Objective: Copy out all lines of the records in which the word "marker" appears.

Records supplied:
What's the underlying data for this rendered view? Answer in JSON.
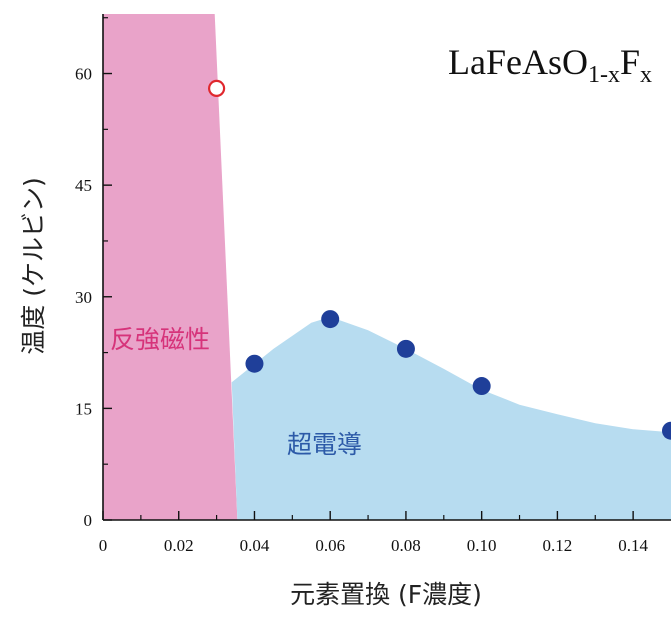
{
  "chart_data": {
    "type": "scatter",
    "title": "LaFeAsO",
    "title_parts": {
      "base": "LaFeAsO",
      "sub1": "1-x",
      "mid": "F",
      "sub2": "x"
    },
    "xlabel": "元素置換 (F濃度)",
    "ylabel": "温度 (ケルビン)",
    "xlim": [
      0,
      0.15
    ],
    "ylim": [
      0,
      68
    ],
    "xticks": [
      "0",
      "0.02",
      "0.04",
      "0.06",
      "0.08",
      "0.10",
      "0.12",
      "0.14"
    ],
    "xtick_values": [
      0,
      0.02,
      0.04,
      0.06,
      0.08,
      0.1,
      0.12,
      0.14
    ],
    "yticks": [
      "0",
      "15",
      "30",
      "45",
      "60"
    ],
    "ytick_values": [
      0,
      15,
      30,
      45,
      60
    ],
    "grid": false,
    "regions": [
      {
        "label": "反強磁性",
        "color": "#e9a3c9",
        "label_color": "#d6337a",
        "boundary": [
          [
            0,
            0
          ],
          [
            0,
            68
          ],
          [
            0.0295,
            68
          ],
          [
            0.0355,
            0
          ]
        ]
      },
      {
        "label": "超電導",
        "color": "#b7dcf0",
        "label_color": "#2c5aa8",
        "boundary": [
          [
            0.0355,
            0
          ],
          [
            0.034,
            18.5
          ],
          [
            0.045,
            23
          ],
          [
            0.055,
            26.5
          ],
          [
            0.06,
            27.3
          ],
          [
            0.07,
            25.5
          ],
          [
            0.08,
            23
          ],
          [
            0.09,
            20.3
          ],
          [
            0.1,
            17.5
          ],
          [
            0.11,
            15.5
          ],
          [
            0.12,
            14.2
          ],
          [
            0.13,
            13
          ],
          [
            0.14,
            12.2
          ],
          [
            0.15,
            11.8
          ],
          [
            0.15,
            0
          ]
        ]
      }
    ],
    "series": [
      {
        "marker": "filled-circle",
        "color": "#1f3f99",
        "x": [
          0.04,
          0.06,
          0.08,
          0.1,
          0.15
        ],
        "y": [
          21,
          27,
          23,
          18,
          12
        ]
      },
      {
        "marker": "open-circle",
        "color": "#e0282e",
        "x": [
          0.03
        ],
        "y": [
          58
        ]
      }
    ]
  }
}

Response:
        "marker": "filled-circle",
        "marker": "open-circle",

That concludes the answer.